(Data for analysis begins)
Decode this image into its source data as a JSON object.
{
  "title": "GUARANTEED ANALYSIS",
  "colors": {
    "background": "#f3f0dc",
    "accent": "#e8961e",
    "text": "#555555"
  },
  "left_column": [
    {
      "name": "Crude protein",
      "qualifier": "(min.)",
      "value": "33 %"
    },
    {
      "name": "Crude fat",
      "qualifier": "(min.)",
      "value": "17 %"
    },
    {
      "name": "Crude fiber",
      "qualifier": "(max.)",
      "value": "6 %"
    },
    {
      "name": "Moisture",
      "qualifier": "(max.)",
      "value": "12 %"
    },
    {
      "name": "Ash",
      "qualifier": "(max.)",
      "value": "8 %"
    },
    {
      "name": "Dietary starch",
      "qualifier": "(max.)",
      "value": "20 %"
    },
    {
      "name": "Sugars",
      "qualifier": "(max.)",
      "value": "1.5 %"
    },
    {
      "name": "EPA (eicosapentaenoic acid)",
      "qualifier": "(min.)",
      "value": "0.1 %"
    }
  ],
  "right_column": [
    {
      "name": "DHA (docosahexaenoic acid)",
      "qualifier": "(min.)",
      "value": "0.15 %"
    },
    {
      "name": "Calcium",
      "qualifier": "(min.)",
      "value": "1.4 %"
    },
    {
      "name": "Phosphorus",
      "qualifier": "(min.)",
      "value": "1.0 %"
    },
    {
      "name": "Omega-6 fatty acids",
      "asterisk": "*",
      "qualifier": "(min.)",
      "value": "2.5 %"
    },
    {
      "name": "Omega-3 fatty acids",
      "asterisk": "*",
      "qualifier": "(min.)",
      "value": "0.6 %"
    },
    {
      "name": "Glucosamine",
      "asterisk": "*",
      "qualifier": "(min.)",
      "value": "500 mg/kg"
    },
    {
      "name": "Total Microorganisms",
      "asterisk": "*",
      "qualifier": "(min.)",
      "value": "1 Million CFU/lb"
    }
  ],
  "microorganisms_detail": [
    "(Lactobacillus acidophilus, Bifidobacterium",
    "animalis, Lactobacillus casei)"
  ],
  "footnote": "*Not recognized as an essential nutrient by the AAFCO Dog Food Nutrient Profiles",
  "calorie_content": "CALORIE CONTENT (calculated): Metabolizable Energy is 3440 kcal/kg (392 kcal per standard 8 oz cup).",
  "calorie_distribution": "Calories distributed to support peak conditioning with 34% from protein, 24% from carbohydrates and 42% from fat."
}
(Data for analysis ends)
Restate all of the entries exactly, please.

**Response below**
Decode this image into its source data as a JSON object.
{
  "title": "GUARANTEED ANALYSIS",
  "colors": {
    "background": "#f3f0dc",
    "accent": "#e8961e",
    "text": "#555555"
  },
  "left_column": [
    {
      "name": "Crude protein",
      "qualifier": "(min.)",
      "value": "33 %"
    },
    {
      "name": "Crude fat",
      "qualifier": "(min.)",
      "value": "17 %"
    },
    {
      "name": "Crude fiber",
      "qualifier": "(max.)",
      "value": "6 %"
    },
    {
      "name": "Moisture",
      "qualifier": "(max.)",
      "value": "12 %"
    },
    {
      "name": "Ash",
      "qualifier": "(max.)",
      "value": "8 %"
    },
    {
      "name": "Dietary starch",
      "qualifier": "(max.)",
      "value": "20 %"
    },
    {
      "name": "Sugars",
      "qualifier": "(max.)",
      "value": "1.5 %"
    },
    {
      "name": "EPA (eicosapentaenoic acid)",
      "qualifier": "(min.)",
      "value": "0.1 %"
    }
  ],
  "right_column": [
    {
      "name": "DHA (docosahexaenoic acid)",
      "qualifier": "(min.)",
      "value": "0.15 %"
    },
    {
      "name": "Calcium",
      "qualifier": "(min.)",
      "value": "1.4 %"
    },
    {
      "name": "Phosphorus",
      "qualifier": "(min.)",
      "value": "1.0 %"
    },
    {
      "name": "Omega-6 fatty acids",
      "asterisk": "*",
      "qualifier": "(min.)",
      "value": "2.5 %"
    },
    {
      "name": "Omega-3 fatty acids",
      "asterisk": "*",
      "qualifier": "(min.)",
      "value": "0.6 %"
    },
    {
      "name": "Glucosamine",
      "asterisk": "*",
      "qualifier": "(min.)",
      "value": "500 mg/kg"
    },
    {
      "name": "Total Microorganisms",
      "asterisk": "*",
      "qualifier": "(min.)",
      "value": "1 Million CFU/lb"
    }
  ],
  "microorganisms_detail": [
    "(Lactobacillus acidophilus, Bifidobacterium",
    "animalis, Lactobacillus casei)"
  ],
  "footnote": "*Not recognized as an essential nutrient by the AAFCO Dog Food Nutrient Profiles",
  "calorie_content": "CALORIE CONTENT (calculated): Metabolizable Energy is 3440 kcal/kg (392 kcal per standard 8 oz cup).",
  "calorie_distribution": "Calories distributed to support peak conditioning with 34% from protein, 24% from carbohydrates and 42% from fat."
}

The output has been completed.